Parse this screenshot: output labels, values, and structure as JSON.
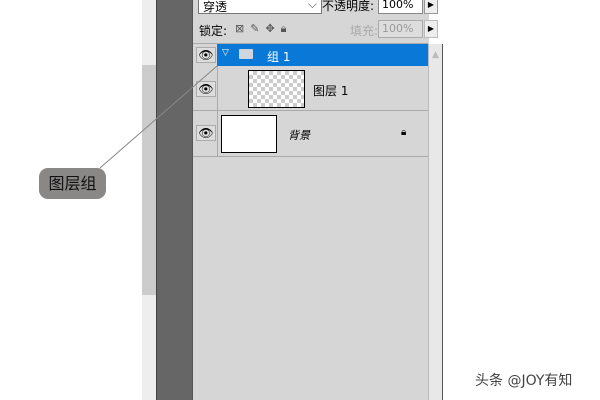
{
  "panel": {
    "blend_mode": "穿透",
    "opacity_label": "不透明度:",
    "opacity_value": "100%",
    "lock_label": "锁定:",
    "fill_label": "填充:",
    "fill_value": "100%",
    "layers": [
      {
        "name": "组 1",
        "type": "group",
        "selected": true
      },
      {
        "name": "图层 1",
        "type": "layer"
      },
      {
        "name": "背景",
        "type": "background",
        "locked": true
      }
    ]
  },
  "callout": "图层组",
  "watermark": "头条 @JOY有知"
}
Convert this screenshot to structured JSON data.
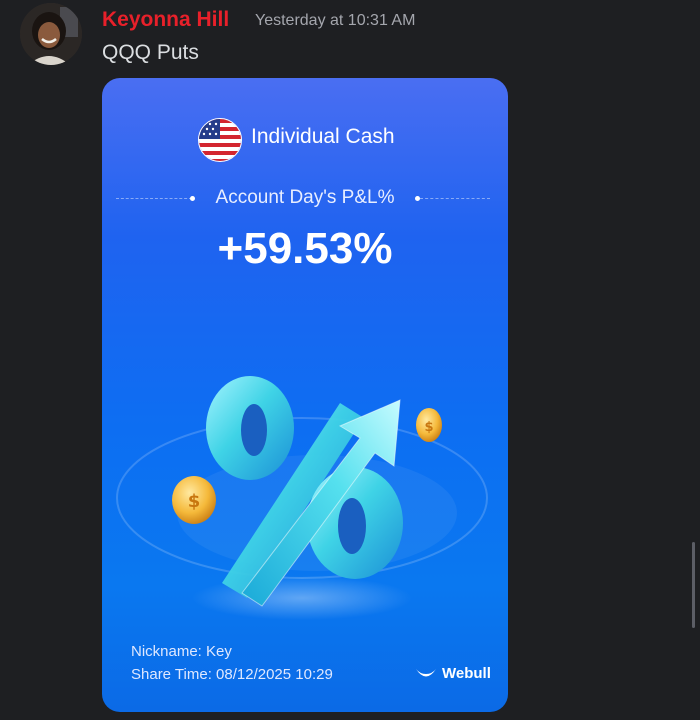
{
  "message": {
    "author": "Keyonna Hill",
    "author_color": "#e8202a",
    "timestamp": "Yesterday at 10:31 AM",
    "text": "QQQ Puts",
    "avatar_icon": "user-avatar"
  },
  "card": {
    "flag_icon": "us-flag-icon",
    "account_type": "Individual Cash",
    "pnl_label": "Account Day's P&L%",
    "pnl_value": "+59.53%",
    "illustration": "rising-arrow-percent-coins",
    "nickname": "Nickname: Key",
    "share_time": "Share Time: 08/12/2025 10:29",
    "brand": "Webull",
    "brand_icon": "webull-logo-icon",
    "background_color": "#0d6ef2"
  },
  "theme": {
    "background": "#1e1f22",
    "text": "#dbdee1",
    "muted": "#a4a6ad"
  }
}
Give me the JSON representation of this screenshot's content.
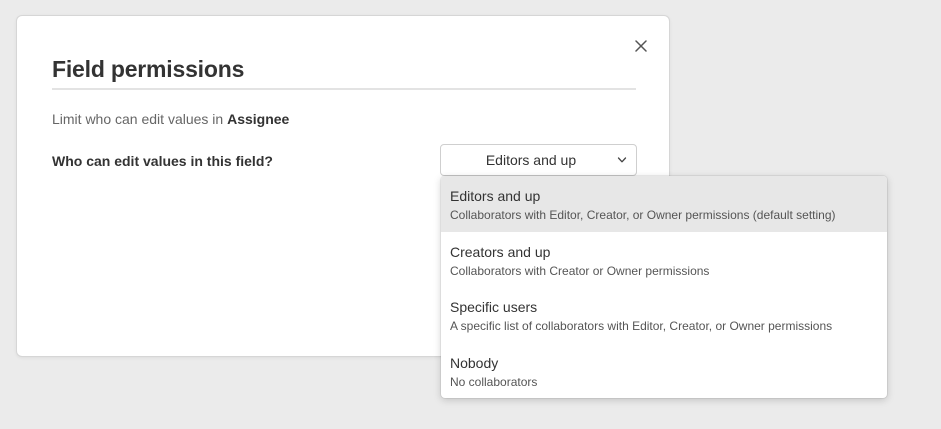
{
  "modal": {
    "title": "Field permissions",
    "description_prefix": "Limit who can edit values in",
    "field_name": "Assignee",
    "question": "Who can edit values in this field?",
    "close_icon": "close-icon"
  },
  "select": {
    "value": "Editors and up",
    "icon": "chevron-down-icon"
  },
  "dropdown": {
    "options": [
      {
        "title": "Editors and up",
        "description": "Collaborators with Editor, Creator, or Owner permissions (default setting)",
        "selected": true
      },
      {
        "title": "Creators and up",
        "description": "Collaborators with Creator or Owner permissions",
        "selected": false
      },
      {
        "title": "Specific users",
        "description": "A specific list of collaborators with Editor, Creator, or Owner permissions",
        "selected": false
      },
      {
        "title": "Nobody",
        "description": "No collaborators",
        "selected": false
      }
    ]
  },
  "colors": {
    "background": "#ebebeb",
    "selected_option": "#e7e7e7",
    "text": "#333333",
    "muted_text": "#666666"
  }
}
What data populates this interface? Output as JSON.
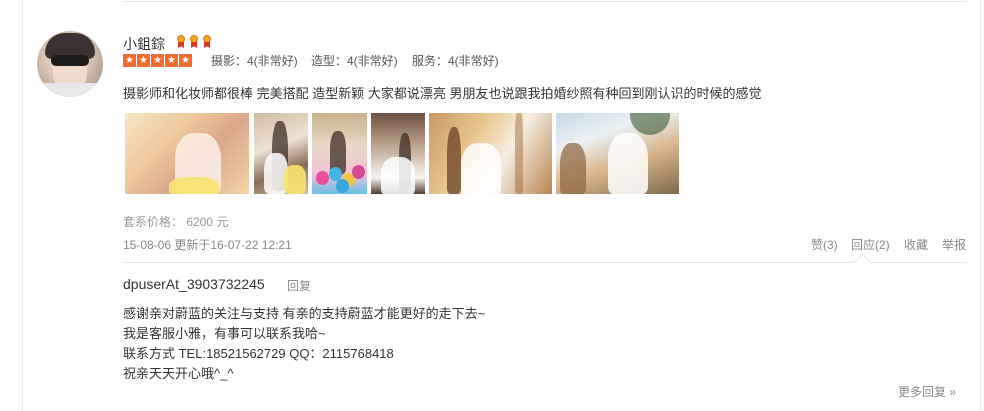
{
  "review": {
    "username": "小鉏錝",
    "stars": 5,
    "scores": [
      {
        "label": "摄影：4(非常好)"
      },
      {
        "label": "造型：4(非常好)"
      },
      {
        "label": "服务：4(非常好)"
      }
    ],
    "comment": "摄影师和化妆师都很棒 完美搭配 造型新颖 大家都说漂亮 男朋友也说跟我拍婚纱照有种回到刚认识的时候的感觉",
    "photo_count": 6,
    "price": "套系价格： 6200 元",
    "meta": "15-08-06  更新于16-07-22 12:21",
    "actions": {
      "like": "赞(3)",
      "reply": "回应(2)",
      "favorite": "收藏",
      "report": "举报"
    }
  },
  "reply": {
    "user": "dpuserAt_3903732245",
    "reply_link": "回复",
    "lines": [
      "感谢亲对蔚蓝的关注与支持 有亲的支持蔚蓝才能更好的走下去~",
      "我是客服小雅，有事可以联系我哈~",
      "联系方式 TEL:18521562729 QQ：2115768418",
      "祝亲天天开心哦^_^"
    ],
    "more": "更多回复 »"
  },
  "colors": {
    "star": "#f26a2e",
    "text": "#333333",
    "muted": "#888888",
    "rule": "#e5e5e5"
  },
  "icons": {
    "medal": "medal-icon",
    "star": "star-icon"
  }
}
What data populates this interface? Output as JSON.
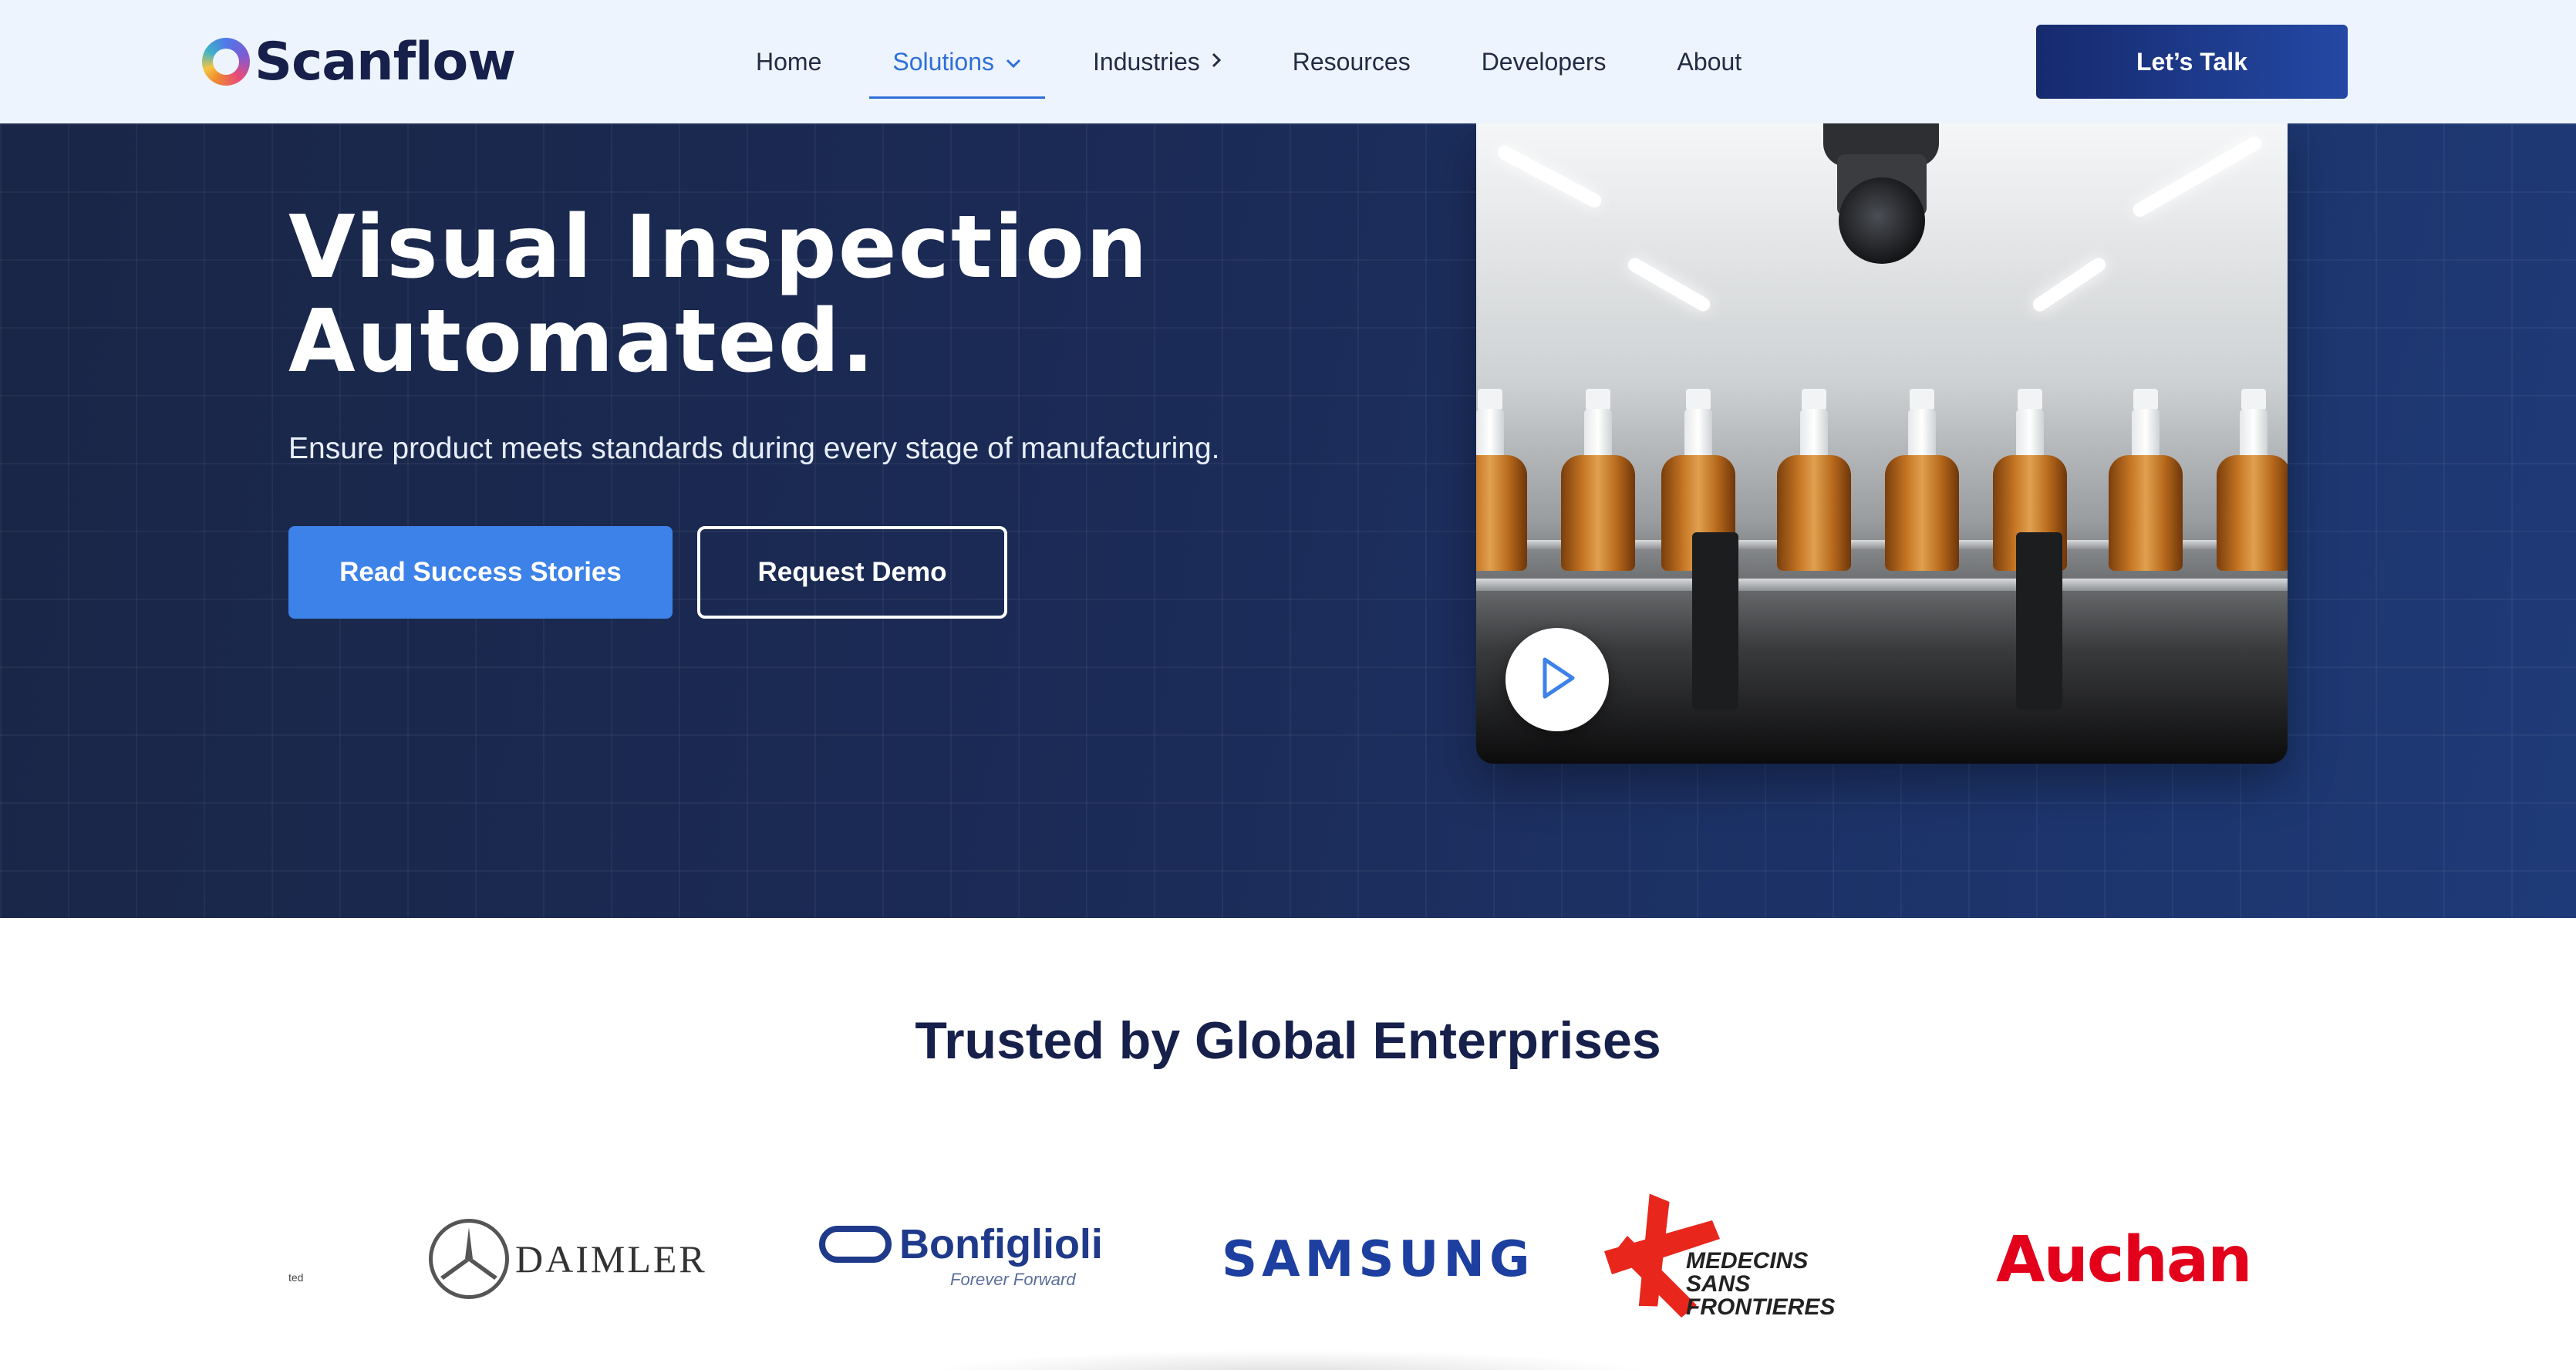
{
  "brand": {
    "name": "Scanflow",
    "ring_colors": [
      "#4f79e8",
      "#e84a7a",
      "#f08a2f",
      "#f5c542",
      "#3fb3c7"
    ]
  },
  "nav": {
    "items": [
      {
        "label": "Home",
        "active": false
      },
      {
        "label": "Solutions",
        "active": true,
        "indicator": "chevron-down"
      },
      {
        "label": "Industries",
        "active": false,
        "indicator": "chevron-right"
      },
      {
        "label": "Resources",
        "active": false
      },
      {
        "label": "Developers",
        "active": false
      },
      {
        "label": "About",
        "active": false
      }
    ],
    "cta_label": "Let’s Talk"
  },
  "hero": {
    "title_line1": "Visual Inspection",
    "title_line2": "Automated.",
    "subtitle": "Ensure product meets standards during every stage of manufacturing.",
    "primary_button": "Read Success Stories",
    "secondary_button": "Request Demo",
    "video_play_icon": "play-icon"
  },
  "trusted": {
    "title": "Trusted by Global Enterprises",
    "logos": {
      "clipped": "ted",
      "daimler": "DAIMLER",
      "bonfiglioli": "Bonfiglioli",
      "bonfiglioli_tagline": "Forever Forward",
      "samsung": "SAMSUNG",
      "msf_line1": "MEDECINS",
      "msf_line2": "SANS FRONTIERES",
      "auchan": "Auchan"
    }
  },
  "colors": {
    "nav_bg": "#edf4fd",
    "accent_blue": "#2f6fd8",
    "hero_bg": "#1b2b57",
    "primary_button": "#3d82e8",
    "cta": "#1e3a8a",
    "heading_navy": "#16204a"
  }
}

§ Exercise instructions:
From the listing, extract all text exactly as given and drop any picture.

§ Result of the exercise:
Parse this screenshot: output labels, values, and structure as JSON.
{
  "panel": {
    "blend_mode": "穿透",
    "opacity_label": "不透明度:",
    "opacity_value": "100%",
    "lock_label": "锁定:",
    "fill_label": "填充:",
    "fill_value": "100%",
    "layers": [
      {
        "name": "组 1",
        "type": "group",
        "selected": true
      },
      {
        "name": "图层 1",
        "type": "layer"
      },
      {
        "name": "背景",
        "type": "background",
        "locked": true
      }
    ]
  },
  "callout": "图层组",
  "watermark": "头条 @JOY有知"
}
Convert this screenshot to structured JSON data.
{
  "message": {
    "author": "Keyonna Hill",
    "author_color": "#e8202a",
    "timestamp": "Yesterday at 10:31 AM",
    "text": "QQQ Puts",
    "avatar_icon": "user-avatar"
  },
  "card": {
    "flag_icon": "us-flag-icon",
    "account_type": "Individual Cash",
    "pnl_label": "Account Day's P&L%",
    "pnl_value": "+59.53%",
    "illustration": "rising-arrow-percent-coins",
    "nickname": "Nickname: Key",
    "share_time": "Share Time: 08/12/2025 10:29",
    "brand": "Webull",
    "brand_icon": "webull-logo-icon",
    "background_color": "#0d6ef2"
  },
  "theme": {
    "background": "#1e1f22",
    "text": "#dbdee1",
    "muted": "#a4a6ad"
  }
}
Give me the JSON representation of this screenshot's content.
{
  "modal": {
    "title": "Field permissions",
    "description_prefix": "Limit who can edit values in",
    "field_name": "Assignee",
    "question": "Who can edit values in this field?",
    "close_icon": "close-icon"
  },
  "select": {
    "value": "Editors and up",
    "icon": "chevron-down-icon"
  },
  "dropdown": {
    "options": [
      {
        "title": "Editors and up",
        "description": "Collaborators with Editor, Creator, or Owner permissions (default setting)",
        "selected": true
      },
      {
        "title": "Creators and up",
        "description": "Collaborators with Creator or Owner permissions",
        "selected": false
      },
      {
        "title": "Specific users",
        "description": "A specific list of collaborators with Editor, Creator, or Owner permissions",
        "selected": false
      },
      {
        "title": "Nobody",
        "description": "No collaborators",
        "selected": false
      }
    ]
  },
  "colors": {
    "background": "#ebebeb",
    "selected_option": "#e7e7e7",
    "text": "#333333",
    "muted_text": "#666666"
  }
}
What data populates this interface? Output as JSON.
{
  "review": {
    "username": "小鉏錝",
    "stars": 5,
    "scores": [
      {
        "label": "摄影：4(非常好)"
      },
      {
        "label": "造型：4(非常好)"
      },
      {
        "label": "服务：4(非常好)"
      }
    ],
    "comment": "摄影师和化妆师都很棒 完美搭配 造型新颖 大家都说漂亮 男朋友也说跟我拍婚纱照有种回到刚认识的时候的感觉",
    "photo_count": 6,
    "price": "套系价格： 6200 元",
    "meta": "15-08-06  更新于16-07-22 12:21",
    "actions": {
      "like": "赞(3)",
      "reply": "回应(2)",
      "favorite": "收藏",
      "report": "举报"
    }
  },
  "reply": {
    "user": "dpuserAt_3903732245",
    "reply_link": "回复",
    "lines": [
      "感谢亲对蔚蓝的关注与支持 有亲的支持蔚蓝才能更好的走下去~",
      "我是客服小雅，有事可以联系我哈~",
      "联系方式 TEL:18521562729 QQ：2115768418",
      "祝亲天天开心哦^_^"
    ],
    "more": "更多回复 »"
  },
  "colors": {
    "star": "#f26a2e",
    "text": "#333333",
    "muted": "#888888",
    "rule": "#e5e5e5"
  },
  "icons": {
    "medal": "medal-icon",
    "star": "star-icon"
  }
}
What data populates this interface? Output as JSON.
{
  "brand": {
    "name": "Scanflow",
    "ring_colors": [
      "#4f79e8",
      "#e84a7a",
      "#f08a2f",
      "#f5c542",
      "#3fb3c7"
    ]
  },
  "nav": {
    "items": [
      {
        "label": "Home",
        "active": false
      },
      {
        "label": "Solutions",
        "active": true,
        "indicator": "chevron-down"
      },
      {
        "label": "Industries",
        "active": false,
        "indicator": "chevron-right"
      },
      {
        "label": "Resources",
        "active": false
      },
      {
        "label": "Developers",
        "active": false
      },
      {
        "label": "About",
        "active": false
      }
    ],
    "cta_label": "Let’s Talk"
  },
  "hero": {
    "title_line1": "Visual Inspection",
    "title_line2": "Automated.",
    "subtitle": "Ensure product meets standards during every stage of manufacturing.",
    "primary_button": "Read Success Stories",
    "secondary_button": "Request Demo",
    "video_play_icon": "play-icon"
  },
  "trusted": {
    "title": "Trusted by Global Enterprises",
    "logos": {
      "clipped": "ted",
      "daimler": "DAIMLER",
      "bonfiglioli": "Bonfiglioli",
      "bonfiglioli_tagline": "Forever Forward",
      "samsung": "SAMSUNG",
      "msf_line1": "MEDECINS",
      "msf_line2": "SANS FRONTIERES",
      "auchan": "Auchan"
    }
  },
  "colors": {
    "nav_bg": "#edf4fd",
    "accent_blue": "#2f6fd8",
    "hero_bg": "#1b2b57",
    "primary_button": "#3d82e8",
    "cta": "#1e3a8a",
    "heading_navy": "#16204a"
  }
}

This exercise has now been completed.